» **Prompt**
Reproduce each line verbatim, beginning at the start of the listing and continuing through the line that contains "svg-text:2530: 2530 [750, 768, 759, 777]".

[Dataset excerpt]
+ + + + + + +

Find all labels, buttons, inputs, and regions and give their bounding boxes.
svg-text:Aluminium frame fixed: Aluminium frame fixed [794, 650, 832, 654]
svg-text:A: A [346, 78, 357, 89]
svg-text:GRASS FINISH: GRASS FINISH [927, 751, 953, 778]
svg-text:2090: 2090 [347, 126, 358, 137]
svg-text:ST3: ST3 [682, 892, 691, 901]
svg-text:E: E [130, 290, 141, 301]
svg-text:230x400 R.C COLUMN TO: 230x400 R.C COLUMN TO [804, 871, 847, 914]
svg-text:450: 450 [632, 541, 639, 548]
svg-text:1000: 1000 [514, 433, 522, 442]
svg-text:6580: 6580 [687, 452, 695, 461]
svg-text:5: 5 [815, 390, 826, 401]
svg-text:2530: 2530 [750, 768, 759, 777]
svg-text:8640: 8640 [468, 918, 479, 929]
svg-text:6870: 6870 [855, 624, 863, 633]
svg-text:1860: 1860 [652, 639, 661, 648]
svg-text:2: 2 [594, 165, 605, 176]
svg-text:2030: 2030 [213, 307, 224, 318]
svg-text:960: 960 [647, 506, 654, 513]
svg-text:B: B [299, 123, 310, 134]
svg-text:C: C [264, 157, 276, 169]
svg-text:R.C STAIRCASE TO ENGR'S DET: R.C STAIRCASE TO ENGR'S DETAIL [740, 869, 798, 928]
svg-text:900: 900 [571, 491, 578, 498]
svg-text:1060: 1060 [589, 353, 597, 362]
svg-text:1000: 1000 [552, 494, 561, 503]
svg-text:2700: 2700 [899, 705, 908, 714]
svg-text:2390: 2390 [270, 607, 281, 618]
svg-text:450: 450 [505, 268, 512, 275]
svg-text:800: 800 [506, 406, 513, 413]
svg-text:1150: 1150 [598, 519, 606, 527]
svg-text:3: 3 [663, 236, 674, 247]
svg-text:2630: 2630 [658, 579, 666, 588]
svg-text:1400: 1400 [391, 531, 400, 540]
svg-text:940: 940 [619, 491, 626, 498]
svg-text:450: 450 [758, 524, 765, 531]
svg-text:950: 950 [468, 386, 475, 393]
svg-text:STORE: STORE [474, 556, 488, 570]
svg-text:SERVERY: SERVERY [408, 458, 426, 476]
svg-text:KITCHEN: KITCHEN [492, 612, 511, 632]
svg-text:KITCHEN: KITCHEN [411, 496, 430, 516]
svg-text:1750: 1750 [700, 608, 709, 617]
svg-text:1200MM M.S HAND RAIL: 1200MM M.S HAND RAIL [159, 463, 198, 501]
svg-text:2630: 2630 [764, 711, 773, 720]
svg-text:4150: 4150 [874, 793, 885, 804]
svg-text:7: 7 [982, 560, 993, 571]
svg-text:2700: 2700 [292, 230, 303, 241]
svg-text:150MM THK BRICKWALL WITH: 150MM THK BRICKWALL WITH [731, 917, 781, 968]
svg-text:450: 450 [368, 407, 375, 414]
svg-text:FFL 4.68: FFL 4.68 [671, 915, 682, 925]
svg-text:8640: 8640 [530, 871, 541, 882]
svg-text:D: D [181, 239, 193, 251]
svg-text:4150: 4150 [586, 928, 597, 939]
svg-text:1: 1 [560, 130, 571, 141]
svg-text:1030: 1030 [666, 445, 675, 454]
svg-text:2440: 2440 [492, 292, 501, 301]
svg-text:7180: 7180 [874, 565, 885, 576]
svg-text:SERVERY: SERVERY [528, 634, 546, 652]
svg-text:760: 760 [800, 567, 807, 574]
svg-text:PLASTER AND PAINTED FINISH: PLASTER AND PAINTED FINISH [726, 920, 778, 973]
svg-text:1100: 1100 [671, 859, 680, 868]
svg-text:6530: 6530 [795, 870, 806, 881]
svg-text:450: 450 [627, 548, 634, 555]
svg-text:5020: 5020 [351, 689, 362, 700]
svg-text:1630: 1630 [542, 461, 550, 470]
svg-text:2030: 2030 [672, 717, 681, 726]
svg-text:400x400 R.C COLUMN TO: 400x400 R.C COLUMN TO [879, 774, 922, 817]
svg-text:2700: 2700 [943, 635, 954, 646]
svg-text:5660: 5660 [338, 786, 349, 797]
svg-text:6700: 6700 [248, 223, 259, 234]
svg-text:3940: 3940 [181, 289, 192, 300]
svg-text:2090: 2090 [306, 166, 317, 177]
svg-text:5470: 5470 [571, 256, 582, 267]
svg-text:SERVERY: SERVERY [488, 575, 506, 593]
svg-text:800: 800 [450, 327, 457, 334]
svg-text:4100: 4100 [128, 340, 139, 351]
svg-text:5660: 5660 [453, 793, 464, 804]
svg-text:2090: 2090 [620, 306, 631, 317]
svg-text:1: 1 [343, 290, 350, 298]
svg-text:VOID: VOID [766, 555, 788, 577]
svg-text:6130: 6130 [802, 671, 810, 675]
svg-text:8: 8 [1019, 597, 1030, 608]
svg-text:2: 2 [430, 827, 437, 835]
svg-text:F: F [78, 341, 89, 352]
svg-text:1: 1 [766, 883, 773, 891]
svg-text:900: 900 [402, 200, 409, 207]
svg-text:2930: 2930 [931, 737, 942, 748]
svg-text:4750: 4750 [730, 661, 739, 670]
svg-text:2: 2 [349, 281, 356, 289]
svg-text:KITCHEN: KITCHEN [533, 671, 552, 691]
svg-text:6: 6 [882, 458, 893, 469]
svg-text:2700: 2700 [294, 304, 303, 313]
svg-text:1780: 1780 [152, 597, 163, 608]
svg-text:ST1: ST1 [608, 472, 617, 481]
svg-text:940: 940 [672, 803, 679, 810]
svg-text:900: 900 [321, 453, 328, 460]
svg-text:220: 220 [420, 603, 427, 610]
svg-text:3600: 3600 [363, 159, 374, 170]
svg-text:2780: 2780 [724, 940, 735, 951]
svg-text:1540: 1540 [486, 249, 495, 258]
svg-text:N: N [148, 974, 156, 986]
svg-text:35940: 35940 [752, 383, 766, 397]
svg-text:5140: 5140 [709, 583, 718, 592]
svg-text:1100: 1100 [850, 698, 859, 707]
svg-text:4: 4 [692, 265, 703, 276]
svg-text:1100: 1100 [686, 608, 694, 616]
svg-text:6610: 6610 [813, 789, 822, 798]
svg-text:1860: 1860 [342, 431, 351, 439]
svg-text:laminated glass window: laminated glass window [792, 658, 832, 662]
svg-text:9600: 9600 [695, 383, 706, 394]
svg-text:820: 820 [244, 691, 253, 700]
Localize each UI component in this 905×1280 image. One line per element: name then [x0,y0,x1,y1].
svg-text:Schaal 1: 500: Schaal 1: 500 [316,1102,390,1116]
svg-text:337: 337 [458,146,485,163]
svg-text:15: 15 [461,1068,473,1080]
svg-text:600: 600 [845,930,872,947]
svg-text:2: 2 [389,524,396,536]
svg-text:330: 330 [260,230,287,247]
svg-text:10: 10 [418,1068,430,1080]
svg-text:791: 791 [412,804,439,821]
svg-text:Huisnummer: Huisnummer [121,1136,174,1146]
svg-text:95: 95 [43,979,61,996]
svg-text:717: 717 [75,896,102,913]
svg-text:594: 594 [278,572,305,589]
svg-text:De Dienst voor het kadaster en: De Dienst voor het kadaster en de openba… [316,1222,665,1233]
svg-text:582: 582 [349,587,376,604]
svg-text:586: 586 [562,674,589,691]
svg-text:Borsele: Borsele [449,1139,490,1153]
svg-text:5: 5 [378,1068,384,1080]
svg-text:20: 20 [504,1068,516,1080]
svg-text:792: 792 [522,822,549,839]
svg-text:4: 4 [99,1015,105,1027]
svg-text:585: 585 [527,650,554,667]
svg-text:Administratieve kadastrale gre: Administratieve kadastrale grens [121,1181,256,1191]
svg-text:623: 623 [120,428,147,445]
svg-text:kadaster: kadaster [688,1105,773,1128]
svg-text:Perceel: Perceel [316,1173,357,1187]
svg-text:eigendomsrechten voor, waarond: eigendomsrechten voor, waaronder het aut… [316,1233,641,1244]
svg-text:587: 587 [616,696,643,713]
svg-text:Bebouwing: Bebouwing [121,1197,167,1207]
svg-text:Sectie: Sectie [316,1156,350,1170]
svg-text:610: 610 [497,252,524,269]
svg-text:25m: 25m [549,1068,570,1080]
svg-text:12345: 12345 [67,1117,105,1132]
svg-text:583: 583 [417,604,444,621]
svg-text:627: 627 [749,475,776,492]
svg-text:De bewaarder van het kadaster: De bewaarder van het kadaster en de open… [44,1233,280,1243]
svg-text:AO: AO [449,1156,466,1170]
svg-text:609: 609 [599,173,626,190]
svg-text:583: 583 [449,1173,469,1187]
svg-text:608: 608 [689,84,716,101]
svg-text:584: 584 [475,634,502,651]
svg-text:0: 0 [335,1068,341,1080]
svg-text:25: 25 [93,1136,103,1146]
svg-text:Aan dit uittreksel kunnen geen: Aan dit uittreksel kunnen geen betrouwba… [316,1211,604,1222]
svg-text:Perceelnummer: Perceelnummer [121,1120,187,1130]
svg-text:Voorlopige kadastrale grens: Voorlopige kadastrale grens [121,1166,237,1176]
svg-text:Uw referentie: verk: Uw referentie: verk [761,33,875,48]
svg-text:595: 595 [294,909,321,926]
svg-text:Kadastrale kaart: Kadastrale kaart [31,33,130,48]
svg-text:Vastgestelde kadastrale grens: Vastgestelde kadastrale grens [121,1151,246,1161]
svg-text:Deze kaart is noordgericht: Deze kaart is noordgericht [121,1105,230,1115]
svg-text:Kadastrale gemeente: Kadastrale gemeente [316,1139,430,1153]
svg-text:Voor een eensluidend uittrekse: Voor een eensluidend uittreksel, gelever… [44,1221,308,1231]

+ + + + + + +

» **Written solution**
Find all labels, buttons, inputs, and regions and give their bounding boxes.
svg-text:Aluminium frame fixed: Aluminium frame fixed [794, 650, 832, 654]
svg-text:A: A [346, 78, 357, 89]
svg-text:GRASS FINISH: GRASS FINISH [927, 751, 953, 778]
svg-text:2090: 2090 [347, 126, 358, 137]
svg-text:ST3: ST3 [682, 892, 691, 901]
svg-text:E: E [130, 290, 141, 301]
svg-text:230x400 R.C COLUMN TO: 230x400 R.C COLUMN TO [804, 871, 847, 914]
svg-text:450: 450 [632, 541, 639, 548]
svg-text:1000: 1000 [514, 433, 522, 442]
svg-text:6580: 6580 [687, 452, 695, 461]
svg-text:5: 5 [815, 390, 826, 401]
svg-text:2530: 2530 [750, 768, 759, 777]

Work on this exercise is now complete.